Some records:
________________________

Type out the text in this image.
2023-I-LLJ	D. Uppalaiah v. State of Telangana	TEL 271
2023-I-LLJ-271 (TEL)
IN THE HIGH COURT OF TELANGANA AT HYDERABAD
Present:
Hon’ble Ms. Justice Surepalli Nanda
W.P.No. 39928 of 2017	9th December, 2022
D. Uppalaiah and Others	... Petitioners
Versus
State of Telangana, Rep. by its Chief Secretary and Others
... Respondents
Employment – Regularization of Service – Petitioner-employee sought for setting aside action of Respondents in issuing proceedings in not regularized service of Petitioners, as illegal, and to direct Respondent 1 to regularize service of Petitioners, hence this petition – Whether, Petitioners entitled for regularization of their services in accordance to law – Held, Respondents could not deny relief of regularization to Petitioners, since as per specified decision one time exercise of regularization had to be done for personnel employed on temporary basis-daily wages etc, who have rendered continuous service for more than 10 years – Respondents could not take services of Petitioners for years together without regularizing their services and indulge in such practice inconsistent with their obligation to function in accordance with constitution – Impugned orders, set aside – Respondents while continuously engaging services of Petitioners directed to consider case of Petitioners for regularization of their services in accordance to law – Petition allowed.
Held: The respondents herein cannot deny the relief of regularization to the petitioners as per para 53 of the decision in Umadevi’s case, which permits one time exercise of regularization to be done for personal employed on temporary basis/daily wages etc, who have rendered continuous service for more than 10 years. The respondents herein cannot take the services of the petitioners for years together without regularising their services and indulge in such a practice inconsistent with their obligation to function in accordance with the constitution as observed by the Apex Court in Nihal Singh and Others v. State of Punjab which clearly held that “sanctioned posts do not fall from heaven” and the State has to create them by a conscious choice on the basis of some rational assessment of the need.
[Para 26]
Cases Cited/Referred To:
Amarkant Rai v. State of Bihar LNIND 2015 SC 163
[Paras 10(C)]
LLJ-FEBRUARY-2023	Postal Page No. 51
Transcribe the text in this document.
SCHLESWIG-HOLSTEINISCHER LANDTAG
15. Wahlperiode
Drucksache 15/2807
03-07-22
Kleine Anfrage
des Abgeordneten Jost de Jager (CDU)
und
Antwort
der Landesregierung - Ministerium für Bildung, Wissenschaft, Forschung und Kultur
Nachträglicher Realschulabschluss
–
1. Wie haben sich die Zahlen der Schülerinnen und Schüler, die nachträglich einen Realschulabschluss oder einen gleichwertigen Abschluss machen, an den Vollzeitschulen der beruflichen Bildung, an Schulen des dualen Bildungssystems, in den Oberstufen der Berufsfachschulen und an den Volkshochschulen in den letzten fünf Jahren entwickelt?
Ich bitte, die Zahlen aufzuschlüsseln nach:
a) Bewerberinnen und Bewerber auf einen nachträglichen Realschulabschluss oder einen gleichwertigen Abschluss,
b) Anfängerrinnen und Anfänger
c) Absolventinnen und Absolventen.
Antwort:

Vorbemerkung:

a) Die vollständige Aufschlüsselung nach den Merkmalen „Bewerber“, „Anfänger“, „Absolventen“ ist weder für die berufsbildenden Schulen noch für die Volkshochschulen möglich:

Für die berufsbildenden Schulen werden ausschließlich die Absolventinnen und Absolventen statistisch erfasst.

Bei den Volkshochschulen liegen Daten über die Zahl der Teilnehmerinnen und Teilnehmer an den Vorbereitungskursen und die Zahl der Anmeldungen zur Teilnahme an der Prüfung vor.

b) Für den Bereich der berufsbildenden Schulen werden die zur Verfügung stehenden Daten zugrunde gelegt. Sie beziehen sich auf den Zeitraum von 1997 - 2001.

________________________

Written exercise:
Copy, from the material, each line that holds the string "Absolventinnen".

Response to this exercise:
c) Absolventinnen und Absolventen.
Für die berufsbildenden Schulen werden ausschließlich die Absolventinnen und Absolventen statistisch erfasst.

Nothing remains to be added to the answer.